| REQUIRED ACTION |
In the forum post on raising capital as a discretionary trader, what exam is the poster studying for?

| SELECTED EXCERPT |

◆ ◆ ◆ ◆ ◆

Raising Capital as a Discretionary Trader

Discussion in 'Professional Trading' started by prestonhouse, Apr 5, 2010.

  1. I've been trading for 2 years in the spot fx market. This January marked the beginning of my trek to build a consistent 2 year track record before I try to register with barclays and other places and try to raise funds. I'm studying for my series 3 right now and plan to take it by end of June. (having to teach myself options, which is slowing me down a bit).

    I've recently had the amazing opportunity of having a hedge fund manager here in my hometown of Charlotte, NC begin to meet with me, and show me the ropes a bit concerning trading as a business. He has a decent sized fund (>10m). He was initially a discretionary trader when he first began to dabble in the markets but eventually taught himself coding language and transitioned into a quant trader. He is very biased and is trying to convert me. It is his thought that it's very hard for a discretionary trader to raise institutional capital. He says that you really need to have a quantitative method.

◆ ◆ ◆ ◆ ◆

| RECORD EXCERPTS |
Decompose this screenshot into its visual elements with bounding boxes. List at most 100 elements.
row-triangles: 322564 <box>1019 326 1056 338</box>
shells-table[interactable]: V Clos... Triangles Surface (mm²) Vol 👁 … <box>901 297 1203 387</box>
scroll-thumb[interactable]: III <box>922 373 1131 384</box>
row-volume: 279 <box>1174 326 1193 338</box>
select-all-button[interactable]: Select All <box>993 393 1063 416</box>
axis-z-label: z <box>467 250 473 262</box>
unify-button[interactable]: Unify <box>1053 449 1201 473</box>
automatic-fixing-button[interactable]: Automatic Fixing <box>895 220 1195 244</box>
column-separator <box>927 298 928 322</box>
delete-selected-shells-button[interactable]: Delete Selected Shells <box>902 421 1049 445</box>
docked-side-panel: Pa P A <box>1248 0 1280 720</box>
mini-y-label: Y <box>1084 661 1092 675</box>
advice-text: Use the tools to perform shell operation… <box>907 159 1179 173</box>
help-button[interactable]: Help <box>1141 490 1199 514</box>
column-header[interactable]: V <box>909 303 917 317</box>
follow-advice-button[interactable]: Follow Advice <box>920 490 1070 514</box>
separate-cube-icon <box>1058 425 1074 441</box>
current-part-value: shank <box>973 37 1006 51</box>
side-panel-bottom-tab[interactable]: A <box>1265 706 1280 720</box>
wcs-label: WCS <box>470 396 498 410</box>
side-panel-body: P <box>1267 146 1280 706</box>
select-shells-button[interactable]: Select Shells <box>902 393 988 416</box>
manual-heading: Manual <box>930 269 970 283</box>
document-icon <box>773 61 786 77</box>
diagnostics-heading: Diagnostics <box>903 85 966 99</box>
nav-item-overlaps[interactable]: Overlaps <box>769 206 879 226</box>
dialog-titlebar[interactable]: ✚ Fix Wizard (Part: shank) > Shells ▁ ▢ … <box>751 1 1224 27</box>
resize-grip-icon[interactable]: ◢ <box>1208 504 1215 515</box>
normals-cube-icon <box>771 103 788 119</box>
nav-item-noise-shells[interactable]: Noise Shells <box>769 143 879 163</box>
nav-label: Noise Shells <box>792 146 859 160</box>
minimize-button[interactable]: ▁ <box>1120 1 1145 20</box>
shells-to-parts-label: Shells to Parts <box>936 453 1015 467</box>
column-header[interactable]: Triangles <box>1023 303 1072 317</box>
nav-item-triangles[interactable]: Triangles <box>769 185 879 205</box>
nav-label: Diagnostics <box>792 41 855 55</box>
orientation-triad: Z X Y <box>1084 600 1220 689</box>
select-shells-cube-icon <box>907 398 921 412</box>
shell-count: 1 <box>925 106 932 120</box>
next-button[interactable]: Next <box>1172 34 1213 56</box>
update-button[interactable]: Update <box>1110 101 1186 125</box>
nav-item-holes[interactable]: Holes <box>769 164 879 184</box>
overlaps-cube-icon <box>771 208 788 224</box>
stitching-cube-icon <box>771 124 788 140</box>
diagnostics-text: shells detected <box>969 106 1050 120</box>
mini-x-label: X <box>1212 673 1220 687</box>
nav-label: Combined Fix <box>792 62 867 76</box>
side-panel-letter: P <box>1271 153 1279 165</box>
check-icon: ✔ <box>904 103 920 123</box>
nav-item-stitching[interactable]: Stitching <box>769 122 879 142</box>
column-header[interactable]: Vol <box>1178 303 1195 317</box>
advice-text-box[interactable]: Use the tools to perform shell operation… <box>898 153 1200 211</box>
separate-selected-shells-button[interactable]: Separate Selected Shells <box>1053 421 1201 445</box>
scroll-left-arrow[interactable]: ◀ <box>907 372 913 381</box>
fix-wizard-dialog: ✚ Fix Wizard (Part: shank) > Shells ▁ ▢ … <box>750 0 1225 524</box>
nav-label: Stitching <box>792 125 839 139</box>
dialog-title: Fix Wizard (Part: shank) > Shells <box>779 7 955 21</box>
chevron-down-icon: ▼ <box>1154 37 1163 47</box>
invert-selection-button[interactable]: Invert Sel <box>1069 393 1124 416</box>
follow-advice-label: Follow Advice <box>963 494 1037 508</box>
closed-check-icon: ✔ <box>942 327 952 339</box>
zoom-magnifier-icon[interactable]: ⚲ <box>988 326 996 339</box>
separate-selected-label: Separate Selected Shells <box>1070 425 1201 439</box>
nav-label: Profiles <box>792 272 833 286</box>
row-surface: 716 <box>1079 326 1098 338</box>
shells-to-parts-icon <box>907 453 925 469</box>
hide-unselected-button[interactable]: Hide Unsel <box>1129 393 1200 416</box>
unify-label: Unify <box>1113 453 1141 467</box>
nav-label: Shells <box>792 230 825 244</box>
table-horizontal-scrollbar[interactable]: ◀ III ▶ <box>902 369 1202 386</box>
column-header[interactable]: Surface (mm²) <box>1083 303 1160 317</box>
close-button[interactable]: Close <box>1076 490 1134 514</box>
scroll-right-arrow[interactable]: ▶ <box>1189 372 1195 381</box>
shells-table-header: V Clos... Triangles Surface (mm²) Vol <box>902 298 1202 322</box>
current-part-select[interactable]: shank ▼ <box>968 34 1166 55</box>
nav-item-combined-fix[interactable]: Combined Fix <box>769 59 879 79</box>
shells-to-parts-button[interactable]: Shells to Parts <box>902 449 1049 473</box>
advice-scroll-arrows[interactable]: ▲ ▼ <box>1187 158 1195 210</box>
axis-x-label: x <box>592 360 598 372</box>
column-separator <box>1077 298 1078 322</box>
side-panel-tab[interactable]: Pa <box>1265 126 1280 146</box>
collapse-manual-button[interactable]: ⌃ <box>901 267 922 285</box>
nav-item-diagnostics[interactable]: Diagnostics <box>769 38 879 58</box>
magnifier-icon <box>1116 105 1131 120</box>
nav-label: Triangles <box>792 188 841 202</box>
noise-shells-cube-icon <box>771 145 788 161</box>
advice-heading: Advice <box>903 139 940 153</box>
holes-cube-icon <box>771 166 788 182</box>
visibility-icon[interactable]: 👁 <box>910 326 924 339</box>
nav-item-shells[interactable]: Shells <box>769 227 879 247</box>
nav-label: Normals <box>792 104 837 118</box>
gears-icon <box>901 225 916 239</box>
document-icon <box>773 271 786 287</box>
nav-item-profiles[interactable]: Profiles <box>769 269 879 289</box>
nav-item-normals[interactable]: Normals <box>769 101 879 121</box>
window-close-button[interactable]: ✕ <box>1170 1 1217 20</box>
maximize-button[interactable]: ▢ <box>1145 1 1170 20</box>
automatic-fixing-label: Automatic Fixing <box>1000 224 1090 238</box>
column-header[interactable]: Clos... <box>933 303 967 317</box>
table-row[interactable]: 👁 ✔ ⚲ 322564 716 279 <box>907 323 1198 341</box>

◆ ◆ ◆ ◆ ◆

| WRITTEN RESPONSE |
The Series 3.